TO DO
Reproduce all lines of the listing below in which the word "frac" occurs.

>> Start

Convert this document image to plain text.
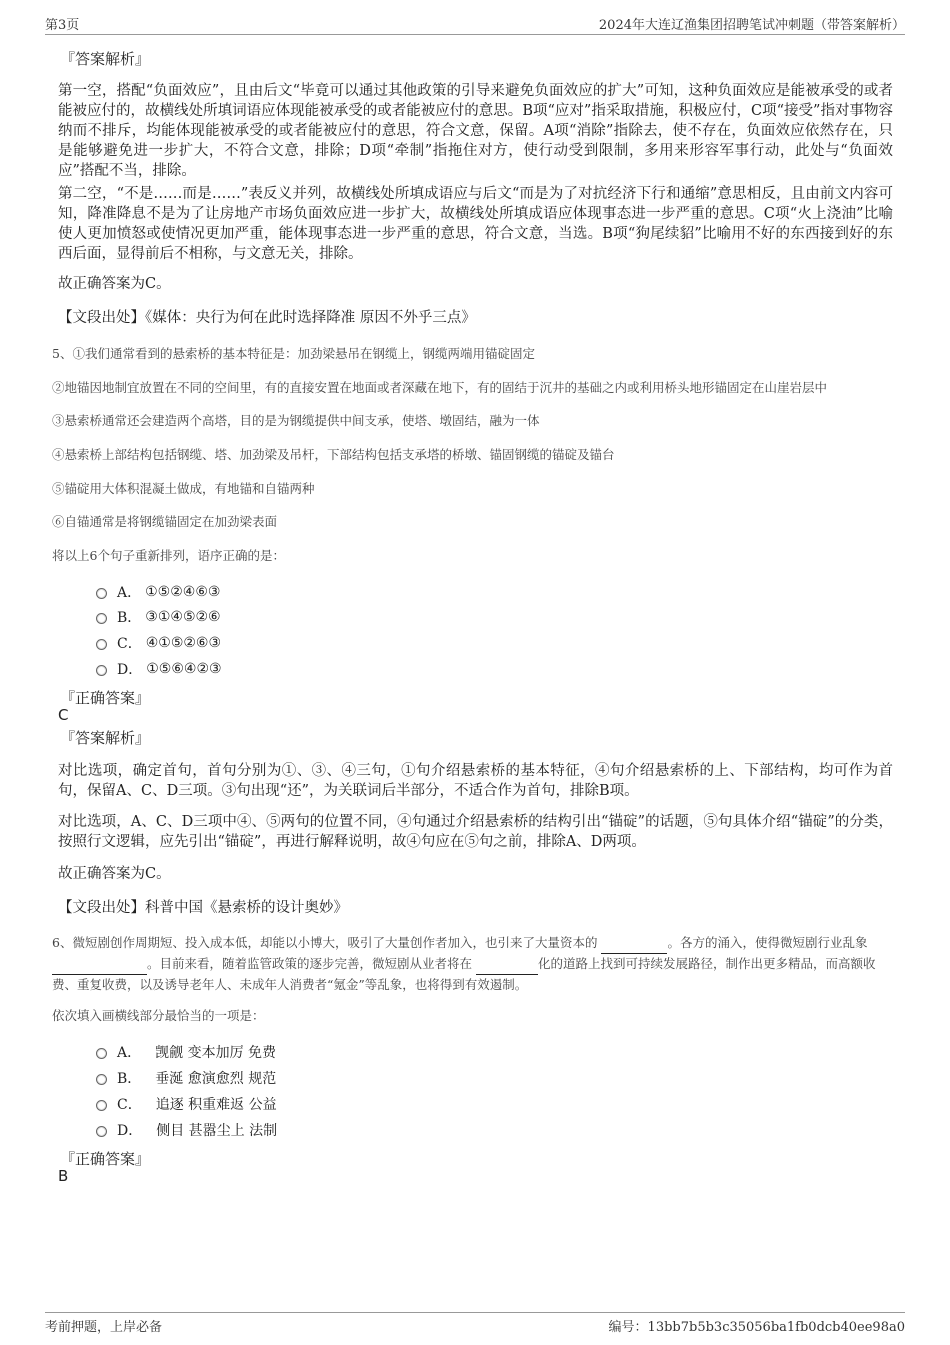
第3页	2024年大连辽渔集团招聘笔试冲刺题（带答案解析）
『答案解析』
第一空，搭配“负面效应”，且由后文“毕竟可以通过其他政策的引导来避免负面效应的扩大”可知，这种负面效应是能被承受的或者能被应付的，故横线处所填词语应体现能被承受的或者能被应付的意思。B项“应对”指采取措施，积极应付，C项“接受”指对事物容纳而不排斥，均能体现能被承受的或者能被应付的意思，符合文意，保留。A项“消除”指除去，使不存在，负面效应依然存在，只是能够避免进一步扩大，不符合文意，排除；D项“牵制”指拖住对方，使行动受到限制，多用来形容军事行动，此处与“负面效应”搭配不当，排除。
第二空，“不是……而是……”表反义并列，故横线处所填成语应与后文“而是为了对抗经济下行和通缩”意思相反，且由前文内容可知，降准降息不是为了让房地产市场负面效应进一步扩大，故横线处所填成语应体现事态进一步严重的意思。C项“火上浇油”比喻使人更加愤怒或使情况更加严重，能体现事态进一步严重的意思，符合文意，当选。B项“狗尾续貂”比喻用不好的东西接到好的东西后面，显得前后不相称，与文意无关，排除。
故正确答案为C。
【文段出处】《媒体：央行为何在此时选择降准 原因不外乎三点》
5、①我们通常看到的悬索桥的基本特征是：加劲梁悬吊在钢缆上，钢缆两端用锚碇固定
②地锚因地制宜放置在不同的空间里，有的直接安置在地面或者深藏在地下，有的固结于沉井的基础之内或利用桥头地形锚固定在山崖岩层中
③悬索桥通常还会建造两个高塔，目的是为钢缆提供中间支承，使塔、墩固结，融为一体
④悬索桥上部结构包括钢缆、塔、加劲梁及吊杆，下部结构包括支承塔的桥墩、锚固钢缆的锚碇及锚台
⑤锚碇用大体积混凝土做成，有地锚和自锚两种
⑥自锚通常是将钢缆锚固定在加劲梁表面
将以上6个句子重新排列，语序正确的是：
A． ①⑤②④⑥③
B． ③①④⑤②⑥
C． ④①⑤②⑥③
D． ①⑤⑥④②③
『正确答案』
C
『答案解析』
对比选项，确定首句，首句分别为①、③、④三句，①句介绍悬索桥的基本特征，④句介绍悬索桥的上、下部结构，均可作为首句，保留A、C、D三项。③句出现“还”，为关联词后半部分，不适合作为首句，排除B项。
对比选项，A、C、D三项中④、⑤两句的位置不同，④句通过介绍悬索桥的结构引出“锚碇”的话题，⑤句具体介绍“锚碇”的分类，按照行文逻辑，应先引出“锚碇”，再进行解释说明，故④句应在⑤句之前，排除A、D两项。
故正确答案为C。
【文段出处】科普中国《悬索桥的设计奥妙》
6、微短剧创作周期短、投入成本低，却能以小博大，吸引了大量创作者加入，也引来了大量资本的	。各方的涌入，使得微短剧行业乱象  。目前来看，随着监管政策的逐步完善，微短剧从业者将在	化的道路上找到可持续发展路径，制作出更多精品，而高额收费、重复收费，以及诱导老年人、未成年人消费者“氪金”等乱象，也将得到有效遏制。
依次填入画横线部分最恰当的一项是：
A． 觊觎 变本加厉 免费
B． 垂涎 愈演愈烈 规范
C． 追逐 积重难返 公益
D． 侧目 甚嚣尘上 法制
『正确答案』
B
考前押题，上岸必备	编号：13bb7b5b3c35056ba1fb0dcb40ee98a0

>> End
>> Start

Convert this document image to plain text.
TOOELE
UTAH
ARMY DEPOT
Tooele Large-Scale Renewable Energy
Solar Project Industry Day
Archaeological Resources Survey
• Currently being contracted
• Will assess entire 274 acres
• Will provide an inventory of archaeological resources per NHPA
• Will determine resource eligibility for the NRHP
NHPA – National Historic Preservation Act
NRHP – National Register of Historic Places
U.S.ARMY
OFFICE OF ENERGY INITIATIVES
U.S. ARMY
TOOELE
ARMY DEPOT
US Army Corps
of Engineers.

>> End
>> Start

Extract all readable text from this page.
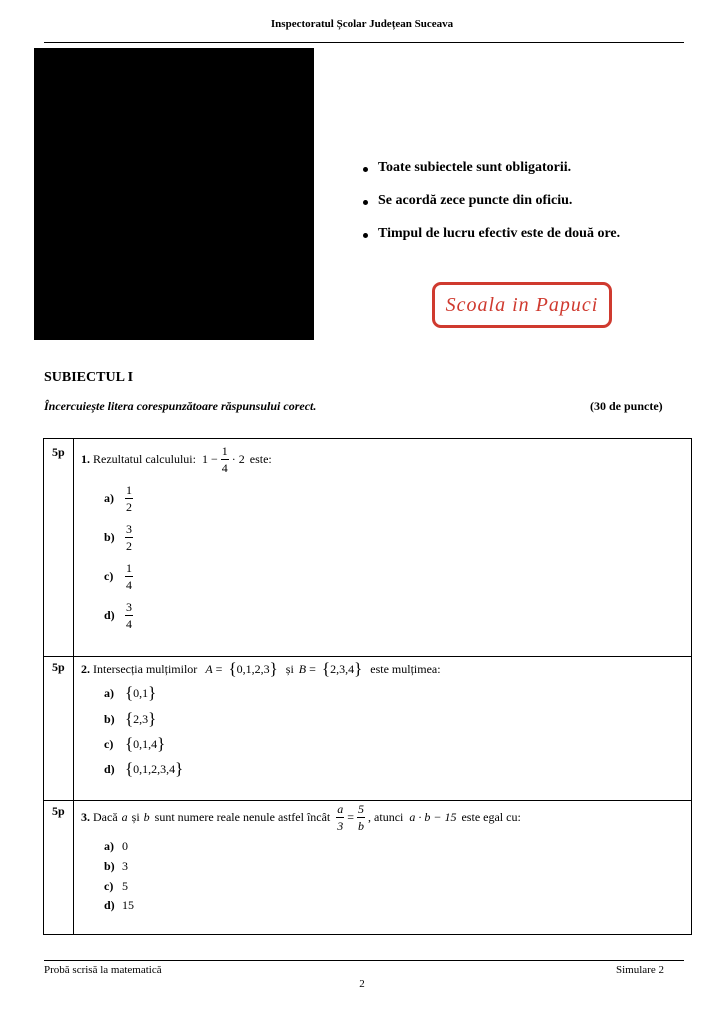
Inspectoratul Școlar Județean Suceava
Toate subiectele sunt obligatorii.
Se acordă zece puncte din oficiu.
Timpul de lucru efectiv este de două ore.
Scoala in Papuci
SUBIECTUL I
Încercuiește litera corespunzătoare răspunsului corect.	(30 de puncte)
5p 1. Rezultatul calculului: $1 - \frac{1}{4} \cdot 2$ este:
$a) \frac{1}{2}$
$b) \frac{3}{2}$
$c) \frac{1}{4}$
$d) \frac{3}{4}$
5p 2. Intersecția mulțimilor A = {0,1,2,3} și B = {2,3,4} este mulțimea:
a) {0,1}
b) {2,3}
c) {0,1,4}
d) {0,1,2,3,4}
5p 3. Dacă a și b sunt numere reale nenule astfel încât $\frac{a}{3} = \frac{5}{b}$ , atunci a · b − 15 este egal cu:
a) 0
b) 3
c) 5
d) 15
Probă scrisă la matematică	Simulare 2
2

>> End

EXPECTED ANSWER
5p 1. Rezultatul calculului: $1 - \frac{1}{4} \cdot 2$ este:
$a) \frac{1}{2}$
$b) \frac{3}{2}$
$c) \frac{1}{4}$
$d) \frac{3}{4}$
5p 3. Dacă a și b sunt numere reale nenule astfel încât $\frac{a}{3} = \frac{5}{b}$ , atunci a · b − 15 este egal cu:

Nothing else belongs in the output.